→ **The exercise**
Copy all the data exactly, except the pictures.

→ **Material**
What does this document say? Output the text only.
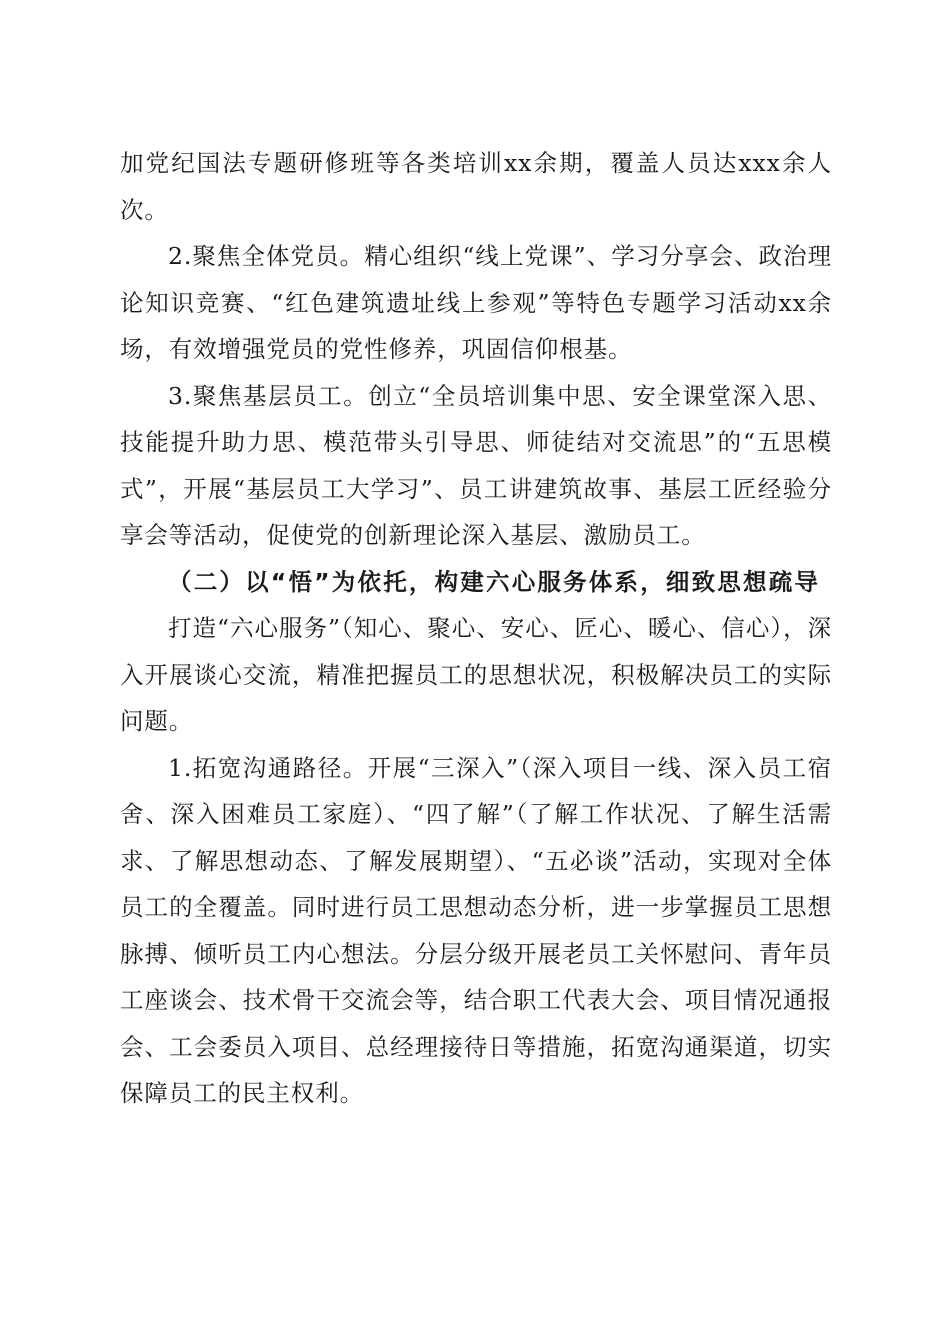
加党纪国法专题研修班等各类培训xx余期，覆盖人员达xxx余人次。

2.聚焦全体党员。精心组织“线上党课”、学习分享会、政治理论知识竞赛、“红色建筑遗址线上参观”等特色专题学习活动xx余场，有效增强党员的党性修养，巩固信仰根基。

3.聚焦基层员工。创立“全员培训集中思、安全课堂深入思、技能提升助力思、模范带头引导思、师徒结对交流思”的“五思模式”，开展“基层员工大学习”、员工讲建筑故事、基层工匠经验分享会等活动，促使党的创新理论深入基层、激励员工。

（二）以“悟”为依托，构建六心服务体系，细致思想疏导

打造“六心服务”（知心、聚心、安心、匠心、暖心、信心），深入开展谈心交流，精准把握员工的思想状况，积极解决员工的实际问题。

1.拓宽沟通路径。开展“三深入”（深入项目一线、深入员工宿舍、深入困难员工家庭）、“四了解”（了解工作状况、了解生活需求、了解思想动态、了解发展期望）、“五必谈”活动，实现对全体员工的全覆盖。同时进行员工思想动态分析，进一步掌握员工思想脉搏、倾听员工内心想法。分层分级开展老员工关怀慰问、青年员工座谈会、技术骨干交流会等，结合职工代表大会、项目情况通报会、工会委员入项目、总经理接待日等措施，拓宽沟通渠道，切实保障员工的民主权利。
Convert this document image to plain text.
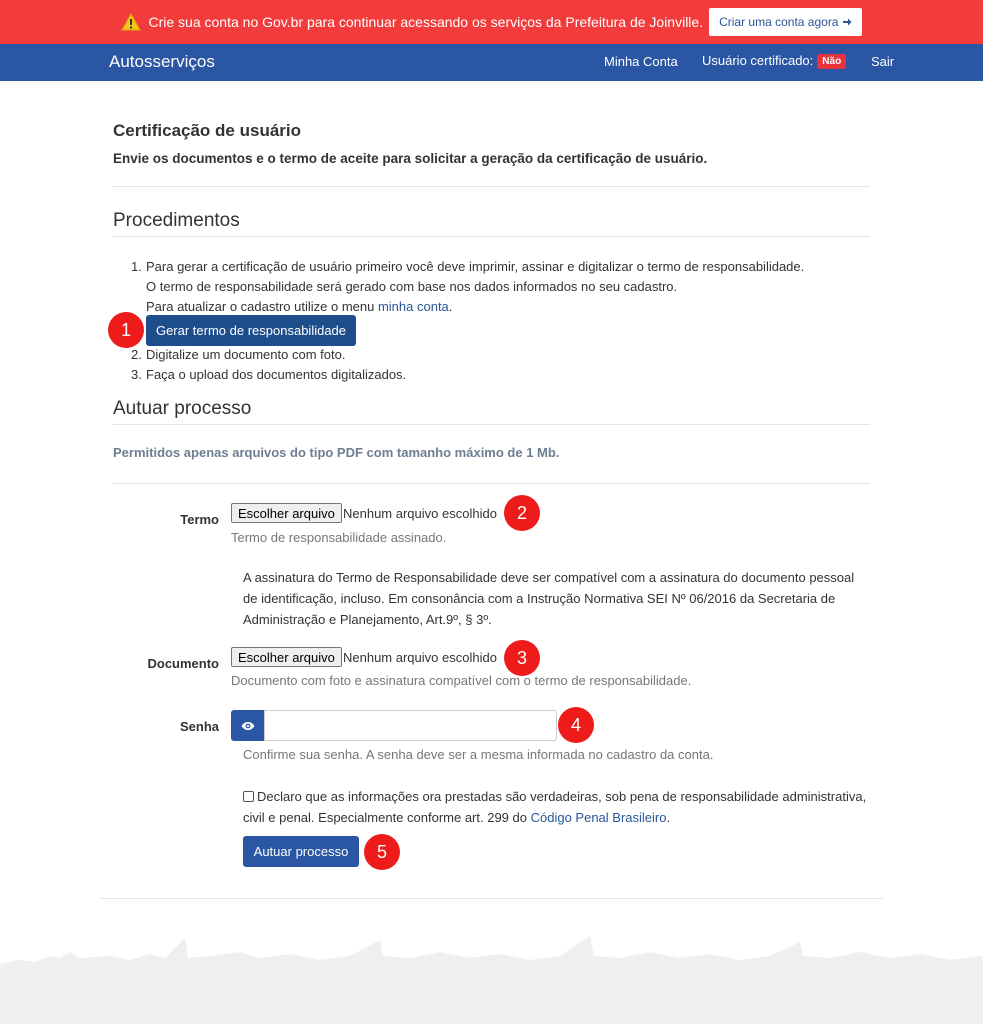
Crie sua conta no Gov.br para continuar acessando os serviços da Prefeitura de Joinville. Criar uma conta agora
Autosserviços	Minha Conta Usuário certificado: Não	Sair
Certificação de usuário
Envie os documentos e o termo de aceite para solicitar a geração da certificação de usuário.
Procedimentos
1. Para gerar a certificação de usuário primeiro você deve imprimir, assinar e digitalizar o termo de responsabilidade.
O termo de responsabilidade será gerado com base nos dados informados no seu cadastro.
Para atualizar o cadastro utilize o menu minha conta.
1	Gerar termo de responsabilidade
2. Digitalize um documento com foto.
3. Faça o upload dos documentos digitalizados.
Autuar processo
Permitidos apenas arquivos do tipo PDF com tamanho máximo de 1 Mb.
Termo	Escolher arquivo Nenhum arquivo escolhido	2
Termo de responsabilidade assinado.
A assinatura do Termo de Responsabilidade deve ser compatível com a assinatura do documento pessoal de identificação, incluso. Em consonância com a Instrução Normativa SEI Nº 06/2016 da Secretaria de Administração e Planejamento, Art.9º, § 3º.
Documento	Escolher arquivo Nenhum arquivo escolhido	3
Documento com foto e assinatura compatível com o termo de responsabilidade.
Senha	4
Confirme sua senha. A senha deve ser a mesma informada no cadastro da conta.
Declaro que as informações ora prestadas são verdadeiras, sob pena de responsabilidade administrativa, civil e penal. Especialmente conforme art. 299 do Código Penal Brasileiro.
Autuar processo	5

→ **Solution to the problem**
What does this document say? Output the text only.
加党纪国法专题研修班等各类培训xx余期，覆盖人员达xxx余人次。

2.聚焦全体党员。精心组织“线上党课”、学习分享会、政治理论知识竞赛、“红色建筑遗址线上参观”等特色专题学习活动xx余场，有效增强党员的党性修养，巩固信仰根基。

3.聚焦基层员工。创立“全员培训集中思、安全课堂深入思、技能提升助力思、模范带头引导思、师徒结对交流思”的“五思模式”，开展“基层员工大学习”、员工讲建筑故事、基层工匠经验分享会等活动，促使党的创新理论深入基层、激励员工。

（二）以“悟”为依托，构建六心服务体系，细致思想疏导

打造“六心服务”（知心、聚心、安心、匠心、暖心、信心），深入开展谈心交流，精准把握员工的思想状况，积极解决员工的实际问题。

1.拓宽沟通路径。开展“三深入”（深入项目一线、深入员工宿舍、深入困难员工家庭）、“四了解”（了解工作状况、了解生活需求、了解思想动态、了解发展期望）、“五必谈”活动，实现对全体员工的全覆盖。同时进行员工思想动态分析，进一步掌握员工思想脉搏、倾听员工内心想法。分层分级开展老员工关怀慰问、青年员工座谈会、技术骨干交流会等，结合职工代表大会、项目情况通报会、工会委员入项目、总经理接待日等措施，拓宽沟通渠道，切实保障员工的民主权利。
Convert this document image to plain text.
Crie sua conta no Gov.br para continuar acessando os serviços da Prefeitura de Joinville. Criar uma conta agora
Autosserviços	Minha Conta Usuário certificado: Não	Sair
Certificação de usuário
Envie os documentos e o termo de aceite para solicitar a geração da certificação de usuário.
Procedimentos
1. Para gerar a certificação de usuário primeiro você deve imprimir, assinar e digitalizar o termo de responsabilidade.
O termo de responsabilidade será gerado com base nos dados informados no seu cadastro.
Para atualizar o cadastro utilize o menu minha conta.
1	Gerar termo de responsabilidade
2. Digitalize um documento com foto.
3. Faça o upload dos documentos digitalizados.
Autuar processo
Permitidos apenas arquivos do tipo PDF com tamanho máximo de 1 Mb.
Termo	Escolher arquivo Nenhum arquivo escolhido	2
Termo de responsabilidade assinado.
A assinatura do Termo de Responsabilidade deve ser compatível com a assinatura do documento pessoal de identificação, incluso. Em consonância com a Instrução Normativa SEI Nº 06/2016 da Secretaria de Administração e Planejamento, Art.9º, § 3º.
Documento	Escolher arquivo Nenhum arquivo escolhido	3
Documento com foto e assinatura compatível com o termo de responsabilidade.
Senha	4
Confirme sua senha. A senha deve ser a mesma informada no cadastro da conta.
Declaro que as informações ora prestadas são verdadeiras, sob pena de responsabilidade administrativa, civil e penal. Especialmente conforme art. 299 do Código Penal Brasileiro.
Autuar processo	5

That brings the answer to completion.